- Supplied material -
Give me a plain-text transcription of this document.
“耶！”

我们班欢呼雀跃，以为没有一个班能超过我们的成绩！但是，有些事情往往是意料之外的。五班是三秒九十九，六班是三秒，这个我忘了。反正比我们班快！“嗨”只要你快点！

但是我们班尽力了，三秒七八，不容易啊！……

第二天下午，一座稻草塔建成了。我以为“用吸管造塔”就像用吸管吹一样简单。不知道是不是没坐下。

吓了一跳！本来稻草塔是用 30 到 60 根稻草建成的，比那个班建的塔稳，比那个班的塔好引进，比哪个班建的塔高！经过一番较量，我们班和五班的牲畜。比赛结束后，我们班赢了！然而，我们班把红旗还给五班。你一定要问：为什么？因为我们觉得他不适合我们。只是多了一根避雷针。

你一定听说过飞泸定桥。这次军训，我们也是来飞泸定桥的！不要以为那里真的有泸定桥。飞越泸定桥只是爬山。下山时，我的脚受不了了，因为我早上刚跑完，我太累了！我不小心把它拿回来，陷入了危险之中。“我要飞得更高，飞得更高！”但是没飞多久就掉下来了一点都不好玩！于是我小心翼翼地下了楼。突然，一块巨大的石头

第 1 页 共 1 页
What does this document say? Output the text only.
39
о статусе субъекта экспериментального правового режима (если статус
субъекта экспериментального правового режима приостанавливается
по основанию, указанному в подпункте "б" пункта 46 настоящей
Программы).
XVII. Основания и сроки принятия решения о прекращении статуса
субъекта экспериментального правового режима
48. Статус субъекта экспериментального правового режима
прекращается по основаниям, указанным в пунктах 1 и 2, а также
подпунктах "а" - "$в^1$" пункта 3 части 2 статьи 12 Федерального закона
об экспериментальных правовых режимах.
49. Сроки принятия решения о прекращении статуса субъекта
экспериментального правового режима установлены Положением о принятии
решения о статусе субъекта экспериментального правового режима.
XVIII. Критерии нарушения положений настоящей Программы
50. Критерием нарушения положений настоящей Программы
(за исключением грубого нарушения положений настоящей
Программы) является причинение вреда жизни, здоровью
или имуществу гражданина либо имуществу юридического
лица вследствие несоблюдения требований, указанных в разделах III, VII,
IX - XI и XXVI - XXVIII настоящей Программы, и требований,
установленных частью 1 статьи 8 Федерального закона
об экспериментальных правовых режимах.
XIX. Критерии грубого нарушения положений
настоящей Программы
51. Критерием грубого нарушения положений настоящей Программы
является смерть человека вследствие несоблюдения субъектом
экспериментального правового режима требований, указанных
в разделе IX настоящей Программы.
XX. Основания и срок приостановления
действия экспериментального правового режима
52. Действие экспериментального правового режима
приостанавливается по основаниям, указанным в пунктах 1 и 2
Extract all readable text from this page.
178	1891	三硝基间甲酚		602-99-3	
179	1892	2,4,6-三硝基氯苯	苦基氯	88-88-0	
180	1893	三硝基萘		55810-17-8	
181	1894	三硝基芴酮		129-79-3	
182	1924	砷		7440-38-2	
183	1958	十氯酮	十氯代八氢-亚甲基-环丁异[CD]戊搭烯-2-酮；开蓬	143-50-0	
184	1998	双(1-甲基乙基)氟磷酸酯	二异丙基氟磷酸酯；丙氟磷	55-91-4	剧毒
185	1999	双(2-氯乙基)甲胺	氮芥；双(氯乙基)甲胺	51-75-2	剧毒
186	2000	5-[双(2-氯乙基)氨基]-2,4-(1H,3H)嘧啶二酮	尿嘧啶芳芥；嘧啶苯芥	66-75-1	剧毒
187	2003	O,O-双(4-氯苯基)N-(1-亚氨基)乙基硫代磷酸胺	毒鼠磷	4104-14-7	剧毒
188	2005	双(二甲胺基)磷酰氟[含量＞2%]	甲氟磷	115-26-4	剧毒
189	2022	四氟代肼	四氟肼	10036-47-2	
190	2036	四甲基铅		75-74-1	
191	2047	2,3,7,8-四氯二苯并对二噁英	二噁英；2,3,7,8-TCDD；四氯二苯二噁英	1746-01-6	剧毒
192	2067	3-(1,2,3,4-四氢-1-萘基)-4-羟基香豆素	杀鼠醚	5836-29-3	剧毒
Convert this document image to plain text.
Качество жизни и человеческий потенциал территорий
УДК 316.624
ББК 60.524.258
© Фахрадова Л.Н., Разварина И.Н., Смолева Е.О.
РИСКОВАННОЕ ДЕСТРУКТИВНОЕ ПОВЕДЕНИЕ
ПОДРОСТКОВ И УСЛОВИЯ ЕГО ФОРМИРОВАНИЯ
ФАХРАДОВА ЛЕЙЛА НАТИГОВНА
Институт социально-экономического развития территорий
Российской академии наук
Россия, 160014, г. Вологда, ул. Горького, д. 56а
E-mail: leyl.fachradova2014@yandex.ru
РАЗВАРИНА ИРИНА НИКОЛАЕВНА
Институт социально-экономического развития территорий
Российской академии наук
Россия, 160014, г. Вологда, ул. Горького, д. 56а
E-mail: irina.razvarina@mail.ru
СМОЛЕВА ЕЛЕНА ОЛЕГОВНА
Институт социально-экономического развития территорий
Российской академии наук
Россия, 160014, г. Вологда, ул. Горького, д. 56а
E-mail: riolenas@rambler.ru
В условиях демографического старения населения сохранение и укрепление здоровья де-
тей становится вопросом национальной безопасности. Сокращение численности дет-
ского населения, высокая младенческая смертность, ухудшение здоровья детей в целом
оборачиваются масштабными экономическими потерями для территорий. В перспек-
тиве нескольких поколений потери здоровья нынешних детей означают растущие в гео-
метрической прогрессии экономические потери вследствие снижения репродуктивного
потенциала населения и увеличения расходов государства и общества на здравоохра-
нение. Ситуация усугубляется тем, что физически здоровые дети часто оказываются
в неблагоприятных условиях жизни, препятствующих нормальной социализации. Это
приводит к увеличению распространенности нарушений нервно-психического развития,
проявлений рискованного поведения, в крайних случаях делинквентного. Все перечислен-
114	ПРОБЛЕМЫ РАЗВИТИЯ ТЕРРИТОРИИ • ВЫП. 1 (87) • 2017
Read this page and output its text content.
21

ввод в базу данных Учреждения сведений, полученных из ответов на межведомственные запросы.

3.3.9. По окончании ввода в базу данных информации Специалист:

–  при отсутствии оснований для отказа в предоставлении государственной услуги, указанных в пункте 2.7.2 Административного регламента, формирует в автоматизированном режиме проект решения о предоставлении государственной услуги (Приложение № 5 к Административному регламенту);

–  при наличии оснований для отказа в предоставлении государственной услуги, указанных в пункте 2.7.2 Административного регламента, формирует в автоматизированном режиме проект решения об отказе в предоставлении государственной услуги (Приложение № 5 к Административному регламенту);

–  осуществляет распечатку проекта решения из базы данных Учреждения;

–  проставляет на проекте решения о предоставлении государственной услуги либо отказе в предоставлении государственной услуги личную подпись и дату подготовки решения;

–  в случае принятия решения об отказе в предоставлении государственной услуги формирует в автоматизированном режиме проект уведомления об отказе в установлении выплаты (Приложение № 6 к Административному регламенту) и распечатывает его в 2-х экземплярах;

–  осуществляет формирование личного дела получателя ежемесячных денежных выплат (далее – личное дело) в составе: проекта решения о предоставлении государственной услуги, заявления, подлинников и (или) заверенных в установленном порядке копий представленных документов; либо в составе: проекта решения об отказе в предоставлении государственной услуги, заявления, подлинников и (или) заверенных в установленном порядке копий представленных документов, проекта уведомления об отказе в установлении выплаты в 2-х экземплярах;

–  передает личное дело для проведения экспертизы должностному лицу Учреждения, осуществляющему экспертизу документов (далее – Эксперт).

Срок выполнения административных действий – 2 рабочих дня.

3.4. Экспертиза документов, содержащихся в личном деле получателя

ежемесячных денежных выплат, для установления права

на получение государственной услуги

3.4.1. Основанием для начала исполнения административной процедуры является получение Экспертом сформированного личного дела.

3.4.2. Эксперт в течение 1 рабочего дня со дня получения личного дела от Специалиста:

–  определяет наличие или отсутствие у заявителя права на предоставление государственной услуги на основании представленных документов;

- What you will do -
Track down every line with the word "несоблюдения" and copy it.

- Response -
лица вследствие несоблюдения требований, указанных в разделах III, VII,
является смерть человека вследствие несоблюдения субъектом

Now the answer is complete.